_Supplied records:_
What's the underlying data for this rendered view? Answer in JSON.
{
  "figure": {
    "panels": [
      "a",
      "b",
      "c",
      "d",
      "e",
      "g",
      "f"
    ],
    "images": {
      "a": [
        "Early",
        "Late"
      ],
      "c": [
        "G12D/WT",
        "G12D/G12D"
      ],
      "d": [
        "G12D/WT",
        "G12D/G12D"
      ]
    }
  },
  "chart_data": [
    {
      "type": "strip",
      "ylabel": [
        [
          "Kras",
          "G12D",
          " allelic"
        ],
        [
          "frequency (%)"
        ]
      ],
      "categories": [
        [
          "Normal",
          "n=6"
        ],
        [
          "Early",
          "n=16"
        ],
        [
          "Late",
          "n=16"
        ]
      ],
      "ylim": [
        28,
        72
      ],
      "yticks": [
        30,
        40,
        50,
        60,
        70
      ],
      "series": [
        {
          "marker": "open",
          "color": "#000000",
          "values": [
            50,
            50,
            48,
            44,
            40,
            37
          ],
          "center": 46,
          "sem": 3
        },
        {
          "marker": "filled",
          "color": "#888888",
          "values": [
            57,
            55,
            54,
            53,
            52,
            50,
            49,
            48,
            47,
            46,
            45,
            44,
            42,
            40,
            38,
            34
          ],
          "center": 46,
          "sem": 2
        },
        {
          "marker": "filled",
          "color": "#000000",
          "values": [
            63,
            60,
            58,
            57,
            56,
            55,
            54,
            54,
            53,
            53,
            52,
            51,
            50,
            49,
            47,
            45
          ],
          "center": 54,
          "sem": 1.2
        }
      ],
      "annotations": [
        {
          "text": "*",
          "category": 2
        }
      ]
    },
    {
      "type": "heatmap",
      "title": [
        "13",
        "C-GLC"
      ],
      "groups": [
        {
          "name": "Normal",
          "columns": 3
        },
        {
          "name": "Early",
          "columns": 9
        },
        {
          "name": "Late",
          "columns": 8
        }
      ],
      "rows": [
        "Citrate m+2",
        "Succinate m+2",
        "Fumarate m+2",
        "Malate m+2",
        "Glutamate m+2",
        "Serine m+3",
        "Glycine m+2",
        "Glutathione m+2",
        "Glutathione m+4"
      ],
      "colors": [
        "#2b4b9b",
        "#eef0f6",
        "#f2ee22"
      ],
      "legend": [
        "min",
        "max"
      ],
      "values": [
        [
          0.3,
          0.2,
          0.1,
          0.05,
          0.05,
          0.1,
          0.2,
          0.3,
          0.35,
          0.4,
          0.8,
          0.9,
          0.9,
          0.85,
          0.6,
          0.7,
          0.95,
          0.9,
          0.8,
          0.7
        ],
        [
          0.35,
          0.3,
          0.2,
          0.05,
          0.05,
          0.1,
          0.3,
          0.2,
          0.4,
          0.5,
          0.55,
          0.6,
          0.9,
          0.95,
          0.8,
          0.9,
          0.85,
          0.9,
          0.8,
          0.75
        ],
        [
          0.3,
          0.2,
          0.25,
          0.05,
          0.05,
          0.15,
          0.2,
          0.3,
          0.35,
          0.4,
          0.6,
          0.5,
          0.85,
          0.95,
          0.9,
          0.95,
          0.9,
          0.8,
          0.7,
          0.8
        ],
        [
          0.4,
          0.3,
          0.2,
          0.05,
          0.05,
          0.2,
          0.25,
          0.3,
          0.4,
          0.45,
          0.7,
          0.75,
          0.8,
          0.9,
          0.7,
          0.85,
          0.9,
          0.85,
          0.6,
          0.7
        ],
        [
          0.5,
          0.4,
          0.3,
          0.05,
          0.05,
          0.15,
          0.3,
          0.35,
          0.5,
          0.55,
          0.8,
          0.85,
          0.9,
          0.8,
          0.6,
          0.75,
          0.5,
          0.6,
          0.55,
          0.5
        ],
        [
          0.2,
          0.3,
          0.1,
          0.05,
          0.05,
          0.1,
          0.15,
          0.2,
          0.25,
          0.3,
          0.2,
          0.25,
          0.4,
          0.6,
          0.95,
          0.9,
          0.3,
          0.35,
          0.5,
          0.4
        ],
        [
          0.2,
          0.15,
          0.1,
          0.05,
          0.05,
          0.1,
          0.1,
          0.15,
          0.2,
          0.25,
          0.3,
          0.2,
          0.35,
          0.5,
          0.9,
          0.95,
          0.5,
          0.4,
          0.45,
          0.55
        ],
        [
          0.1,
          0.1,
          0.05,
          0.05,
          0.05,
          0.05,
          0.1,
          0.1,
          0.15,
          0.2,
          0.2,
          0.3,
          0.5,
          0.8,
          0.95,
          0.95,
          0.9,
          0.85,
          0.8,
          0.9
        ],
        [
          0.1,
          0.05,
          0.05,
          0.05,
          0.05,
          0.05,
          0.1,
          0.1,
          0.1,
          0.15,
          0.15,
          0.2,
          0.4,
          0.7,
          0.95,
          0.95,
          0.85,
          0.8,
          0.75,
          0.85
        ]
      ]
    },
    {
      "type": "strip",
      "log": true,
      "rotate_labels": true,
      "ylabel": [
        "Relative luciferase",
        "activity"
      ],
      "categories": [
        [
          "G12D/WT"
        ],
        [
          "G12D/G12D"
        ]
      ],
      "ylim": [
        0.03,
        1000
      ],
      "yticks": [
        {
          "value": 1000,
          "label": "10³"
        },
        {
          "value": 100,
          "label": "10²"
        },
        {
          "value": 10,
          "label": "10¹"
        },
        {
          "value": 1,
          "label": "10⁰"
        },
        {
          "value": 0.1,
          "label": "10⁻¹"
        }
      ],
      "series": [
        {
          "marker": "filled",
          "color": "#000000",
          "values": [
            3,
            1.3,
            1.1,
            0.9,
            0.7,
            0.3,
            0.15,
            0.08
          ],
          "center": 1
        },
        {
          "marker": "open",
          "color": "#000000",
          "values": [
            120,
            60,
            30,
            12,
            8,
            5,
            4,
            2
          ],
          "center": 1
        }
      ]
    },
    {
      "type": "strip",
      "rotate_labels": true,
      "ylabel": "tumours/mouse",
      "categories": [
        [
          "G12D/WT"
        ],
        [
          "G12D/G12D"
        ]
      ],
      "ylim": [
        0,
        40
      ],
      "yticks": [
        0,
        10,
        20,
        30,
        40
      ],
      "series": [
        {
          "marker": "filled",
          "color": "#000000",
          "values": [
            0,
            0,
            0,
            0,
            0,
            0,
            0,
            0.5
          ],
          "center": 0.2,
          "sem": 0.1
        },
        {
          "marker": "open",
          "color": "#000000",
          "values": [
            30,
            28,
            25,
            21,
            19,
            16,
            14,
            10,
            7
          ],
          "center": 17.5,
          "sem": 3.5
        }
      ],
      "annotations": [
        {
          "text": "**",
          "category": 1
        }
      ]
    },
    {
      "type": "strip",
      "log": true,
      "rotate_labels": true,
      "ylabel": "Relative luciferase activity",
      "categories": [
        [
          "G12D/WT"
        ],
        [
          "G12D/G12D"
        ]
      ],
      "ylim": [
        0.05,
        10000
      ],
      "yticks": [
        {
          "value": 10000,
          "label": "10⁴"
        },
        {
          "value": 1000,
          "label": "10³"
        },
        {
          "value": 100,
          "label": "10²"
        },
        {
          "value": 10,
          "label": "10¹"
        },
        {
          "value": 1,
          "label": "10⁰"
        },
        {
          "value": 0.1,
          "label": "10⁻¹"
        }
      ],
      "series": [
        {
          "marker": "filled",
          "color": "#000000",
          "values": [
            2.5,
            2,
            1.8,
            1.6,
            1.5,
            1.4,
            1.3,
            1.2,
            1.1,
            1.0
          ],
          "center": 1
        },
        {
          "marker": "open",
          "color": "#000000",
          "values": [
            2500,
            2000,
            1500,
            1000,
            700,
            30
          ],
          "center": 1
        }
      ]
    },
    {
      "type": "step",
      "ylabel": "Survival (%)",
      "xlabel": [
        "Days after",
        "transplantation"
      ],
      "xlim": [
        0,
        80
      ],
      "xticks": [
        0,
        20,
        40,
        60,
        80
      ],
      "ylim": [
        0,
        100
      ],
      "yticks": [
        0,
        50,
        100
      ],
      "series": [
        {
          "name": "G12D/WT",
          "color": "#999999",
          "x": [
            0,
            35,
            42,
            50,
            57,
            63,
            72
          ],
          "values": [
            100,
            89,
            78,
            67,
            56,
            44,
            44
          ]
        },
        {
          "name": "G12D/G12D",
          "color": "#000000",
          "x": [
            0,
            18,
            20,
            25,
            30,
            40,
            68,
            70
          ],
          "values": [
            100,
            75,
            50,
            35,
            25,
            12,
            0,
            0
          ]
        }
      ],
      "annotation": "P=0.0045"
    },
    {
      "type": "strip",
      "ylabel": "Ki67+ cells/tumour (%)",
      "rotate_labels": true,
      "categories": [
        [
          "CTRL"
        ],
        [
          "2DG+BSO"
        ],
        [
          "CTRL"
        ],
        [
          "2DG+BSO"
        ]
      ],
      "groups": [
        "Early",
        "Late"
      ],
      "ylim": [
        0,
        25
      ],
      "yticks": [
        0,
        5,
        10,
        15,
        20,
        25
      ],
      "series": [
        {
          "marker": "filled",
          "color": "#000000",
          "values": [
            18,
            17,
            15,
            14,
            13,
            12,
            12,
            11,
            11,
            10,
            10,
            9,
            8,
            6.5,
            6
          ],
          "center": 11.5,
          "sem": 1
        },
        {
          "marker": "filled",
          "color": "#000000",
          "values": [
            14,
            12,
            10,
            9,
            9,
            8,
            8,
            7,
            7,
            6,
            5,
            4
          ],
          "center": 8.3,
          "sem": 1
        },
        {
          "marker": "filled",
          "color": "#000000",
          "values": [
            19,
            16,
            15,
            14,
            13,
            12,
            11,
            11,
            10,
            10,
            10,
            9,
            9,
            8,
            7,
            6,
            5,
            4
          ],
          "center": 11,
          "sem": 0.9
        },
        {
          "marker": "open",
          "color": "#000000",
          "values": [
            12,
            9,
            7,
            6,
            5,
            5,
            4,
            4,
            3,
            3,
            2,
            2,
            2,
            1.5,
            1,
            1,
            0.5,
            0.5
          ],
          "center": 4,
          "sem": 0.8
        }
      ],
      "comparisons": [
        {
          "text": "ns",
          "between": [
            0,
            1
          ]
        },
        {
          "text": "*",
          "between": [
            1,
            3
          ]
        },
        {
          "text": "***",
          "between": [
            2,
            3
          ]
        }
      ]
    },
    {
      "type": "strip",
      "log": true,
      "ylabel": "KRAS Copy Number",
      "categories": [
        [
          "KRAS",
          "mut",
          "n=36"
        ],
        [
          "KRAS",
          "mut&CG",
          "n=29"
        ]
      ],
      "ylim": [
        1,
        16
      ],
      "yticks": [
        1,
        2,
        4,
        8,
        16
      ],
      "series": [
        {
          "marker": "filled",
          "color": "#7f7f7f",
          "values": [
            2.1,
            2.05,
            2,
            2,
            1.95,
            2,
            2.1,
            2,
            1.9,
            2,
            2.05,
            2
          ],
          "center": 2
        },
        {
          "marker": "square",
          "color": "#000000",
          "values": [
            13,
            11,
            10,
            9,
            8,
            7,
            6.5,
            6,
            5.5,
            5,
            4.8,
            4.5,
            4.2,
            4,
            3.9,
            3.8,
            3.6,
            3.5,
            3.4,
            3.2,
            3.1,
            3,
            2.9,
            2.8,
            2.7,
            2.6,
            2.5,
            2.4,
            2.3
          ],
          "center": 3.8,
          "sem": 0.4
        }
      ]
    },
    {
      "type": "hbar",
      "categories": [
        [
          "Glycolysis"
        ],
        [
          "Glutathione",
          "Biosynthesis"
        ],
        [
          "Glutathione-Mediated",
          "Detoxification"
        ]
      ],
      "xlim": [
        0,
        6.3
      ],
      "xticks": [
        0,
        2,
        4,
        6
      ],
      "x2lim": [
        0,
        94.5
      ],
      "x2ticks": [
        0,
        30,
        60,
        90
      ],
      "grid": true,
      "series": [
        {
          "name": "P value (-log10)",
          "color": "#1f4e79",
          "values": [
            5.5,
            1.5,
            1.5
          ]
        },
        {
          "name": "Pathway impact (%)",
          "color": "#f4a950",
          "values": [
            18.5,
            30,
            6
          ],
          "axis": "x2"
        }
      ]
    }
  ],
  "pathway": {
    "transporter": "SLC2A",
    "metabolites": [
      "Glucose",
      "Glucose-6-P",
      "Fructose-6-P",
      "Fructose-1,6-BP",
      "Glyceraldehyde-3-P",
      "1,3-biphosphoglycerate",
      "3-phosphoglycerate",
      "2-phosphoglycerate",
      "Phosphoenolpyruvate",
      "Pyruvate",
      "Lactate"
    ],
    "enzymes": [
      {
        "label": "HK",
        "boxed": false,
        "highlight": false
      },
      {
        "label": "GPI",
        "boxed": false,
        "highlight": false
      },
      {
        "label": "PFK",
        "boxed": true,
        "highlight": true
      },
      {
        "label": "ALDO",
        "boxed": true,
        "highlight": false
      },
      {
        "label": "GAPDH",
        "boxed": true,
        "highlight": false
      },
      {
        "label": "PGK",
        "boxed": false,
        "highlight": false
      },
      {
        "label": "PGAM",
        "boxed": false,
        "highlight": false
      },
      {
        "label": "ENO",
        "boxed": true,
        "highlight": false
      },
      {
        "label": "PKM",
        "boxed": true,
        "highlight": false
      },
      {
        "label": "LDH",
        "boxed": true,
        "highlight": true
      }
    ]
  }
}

_Task item:_ Extract all lines from the material above that include the word "activity".

_Output of the exercise:_
        "activity"
      "ylabel": "Relative luciferase activity",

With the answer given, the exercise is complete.